What is being asked: Pull out from the material below all lines with "Chriſt".

Collected data:
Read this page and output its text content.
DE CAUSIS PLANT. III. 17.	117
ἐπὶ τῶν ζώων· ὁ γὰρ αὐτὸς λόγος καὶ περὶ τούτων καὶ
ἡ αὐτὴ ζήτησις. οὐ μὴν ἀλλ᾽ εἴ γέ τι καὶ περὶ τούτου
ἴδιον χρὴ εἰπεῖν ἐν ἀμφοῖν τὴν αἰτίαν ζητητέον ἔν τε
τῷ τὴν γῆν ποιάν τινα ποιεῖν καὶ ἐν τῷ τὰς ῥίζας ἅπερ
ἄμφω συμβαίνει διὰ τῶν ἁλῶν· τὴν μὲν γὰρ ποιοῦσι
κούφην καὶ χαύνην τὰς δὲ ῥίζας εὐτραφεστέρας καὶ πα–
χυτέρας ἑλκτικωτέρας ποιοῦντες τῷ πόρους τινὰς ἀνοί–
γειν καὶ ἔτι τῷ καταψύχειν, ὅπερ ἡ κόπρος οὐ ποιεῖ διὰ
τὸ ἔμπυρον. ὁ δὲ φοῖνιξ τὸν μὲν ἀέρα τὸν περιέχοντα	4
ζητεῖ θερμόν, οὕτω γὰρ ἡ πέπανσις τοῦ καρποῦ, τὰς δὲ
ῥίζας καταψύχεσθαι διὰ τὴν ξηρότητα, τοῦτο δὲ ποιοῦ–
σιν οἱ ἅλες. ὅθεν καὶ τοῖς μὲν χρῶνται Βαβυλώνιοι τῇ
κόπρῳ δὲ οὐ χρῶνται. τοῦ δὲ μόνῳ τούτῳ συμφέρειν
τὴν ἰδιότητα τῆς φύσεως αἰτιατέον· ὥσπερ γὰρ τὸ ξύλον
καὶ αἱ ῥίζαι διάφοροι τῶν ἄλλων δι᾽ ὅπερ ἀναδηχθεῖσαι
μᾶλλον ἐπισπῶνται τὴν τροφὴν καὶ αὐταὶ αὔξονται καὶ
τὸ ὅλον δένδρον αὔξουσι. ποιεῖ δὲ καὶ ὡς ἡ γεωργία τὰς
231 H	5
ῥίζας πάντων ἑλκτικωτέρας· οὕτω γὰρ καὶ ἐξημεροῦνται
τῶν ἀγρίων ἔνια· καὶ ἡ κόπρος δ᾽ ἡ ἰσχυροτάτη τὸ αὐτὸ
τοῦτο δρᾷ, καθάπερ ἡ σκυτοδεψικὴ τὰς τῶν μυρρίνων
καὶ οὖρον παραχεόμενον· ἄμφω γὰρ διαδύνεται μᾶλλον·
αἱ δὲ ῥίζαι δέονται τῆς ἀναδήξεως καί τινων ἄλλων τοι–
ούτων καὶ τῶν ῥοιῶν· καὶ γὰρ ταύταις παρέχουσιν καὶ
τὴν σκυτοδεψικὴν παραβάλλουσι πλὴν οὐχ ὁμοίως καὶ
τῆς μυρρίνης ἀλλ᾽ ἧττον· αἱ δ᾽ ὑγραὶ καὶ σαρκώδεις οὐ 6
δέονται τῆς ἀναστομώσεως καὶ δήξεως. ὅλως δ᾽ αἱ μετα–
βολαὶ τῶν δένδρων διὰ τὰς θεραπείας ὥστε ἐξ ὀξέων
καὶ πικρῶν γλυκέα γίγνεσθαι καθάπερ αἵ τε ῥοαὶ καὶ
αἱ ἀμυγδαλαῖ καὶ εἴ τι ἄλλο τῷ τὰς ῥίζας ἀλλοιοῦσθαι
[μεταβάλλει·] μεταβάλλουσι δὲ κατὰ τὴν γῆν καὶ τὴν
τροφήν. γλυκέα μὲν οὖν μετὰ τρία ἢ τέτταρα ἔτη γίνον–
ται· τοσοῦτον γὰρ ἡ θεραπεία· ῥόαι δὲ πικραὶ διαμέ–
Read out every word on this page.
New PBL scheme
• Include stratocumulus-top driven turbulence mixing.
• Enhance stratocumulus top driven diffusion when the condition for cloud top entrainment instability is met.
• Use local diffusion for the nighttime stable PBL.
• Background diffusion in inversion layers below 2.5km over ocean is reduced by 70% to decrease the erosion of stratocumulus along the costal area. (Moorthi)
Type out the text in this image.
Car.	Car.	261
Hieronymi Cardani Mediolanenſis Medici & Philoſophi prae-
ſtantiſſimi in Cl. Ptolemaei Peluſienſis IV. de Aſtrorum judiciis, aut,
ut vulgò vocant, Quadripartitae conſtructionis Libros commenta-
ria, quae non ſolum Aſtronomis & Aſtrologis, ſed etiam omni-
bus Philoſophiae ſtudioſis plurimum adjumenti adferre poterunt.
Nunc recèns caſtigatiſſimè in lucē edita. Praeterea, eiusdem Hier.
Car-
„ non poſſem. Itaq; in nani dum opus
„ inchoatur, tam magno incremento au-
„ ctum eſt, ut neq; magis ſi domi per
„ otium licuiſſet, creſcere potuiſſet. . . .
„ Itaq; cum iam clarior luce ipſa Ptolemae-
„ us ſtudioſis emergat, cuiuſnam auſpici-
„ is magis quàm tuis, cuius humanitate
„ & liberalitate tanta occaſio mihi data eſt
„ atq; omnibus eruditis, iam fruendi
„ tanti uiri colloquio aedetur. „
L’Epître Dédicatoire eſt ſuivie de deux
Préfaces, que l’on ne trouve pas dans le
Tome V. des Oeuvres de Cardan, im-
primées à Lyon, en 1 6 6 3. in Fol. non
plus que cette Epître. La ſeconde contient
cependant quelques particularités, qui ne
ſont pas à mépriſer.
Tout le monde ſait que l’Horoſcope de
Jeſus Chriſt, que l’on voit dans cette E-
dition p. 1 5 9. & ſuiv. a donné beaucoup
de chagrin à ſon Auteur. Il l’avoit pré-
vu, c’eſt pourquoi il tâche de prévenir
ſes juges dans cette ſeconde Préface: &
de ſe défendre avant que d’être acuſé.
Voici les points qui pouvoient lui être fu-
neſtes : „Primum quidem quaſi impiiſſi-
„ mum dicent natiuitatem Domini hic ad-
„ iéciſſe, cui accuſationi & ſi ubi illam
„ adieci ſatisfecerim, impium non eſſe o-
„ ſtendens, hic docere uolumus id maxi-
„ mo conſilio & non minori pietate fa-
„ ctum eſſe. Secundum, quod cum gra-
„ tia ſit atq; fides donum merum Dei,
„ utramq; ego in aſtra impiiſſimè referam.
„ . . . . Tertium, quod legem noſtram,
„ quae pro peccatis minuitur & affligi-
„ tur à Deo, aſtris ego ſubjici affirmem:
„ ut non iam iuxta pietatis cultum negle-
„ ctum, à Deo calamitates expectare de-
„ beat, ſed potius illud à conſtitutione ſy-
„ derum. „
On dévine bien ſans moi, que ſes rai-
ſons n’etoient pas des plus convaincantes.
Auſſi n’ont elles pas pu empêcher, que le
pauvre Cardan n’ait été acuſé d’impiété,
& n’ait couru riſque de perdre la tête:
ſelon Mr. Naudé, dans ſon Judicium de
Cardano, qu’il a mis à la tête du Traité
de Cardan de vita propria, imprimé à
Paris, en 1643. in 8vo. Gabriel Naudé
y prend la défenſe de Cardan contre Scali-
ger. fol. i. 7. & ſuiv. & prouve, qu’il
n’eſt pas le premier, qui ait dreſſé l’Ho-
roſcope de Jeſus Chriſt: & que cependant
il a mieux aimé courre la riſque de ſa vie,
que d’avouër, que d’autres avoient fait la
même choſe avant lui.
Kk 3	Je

The response:
Jeſus Chriſt, que l’on voit dans cette E-
roſcope de Jeſus Chriſt: & que cependant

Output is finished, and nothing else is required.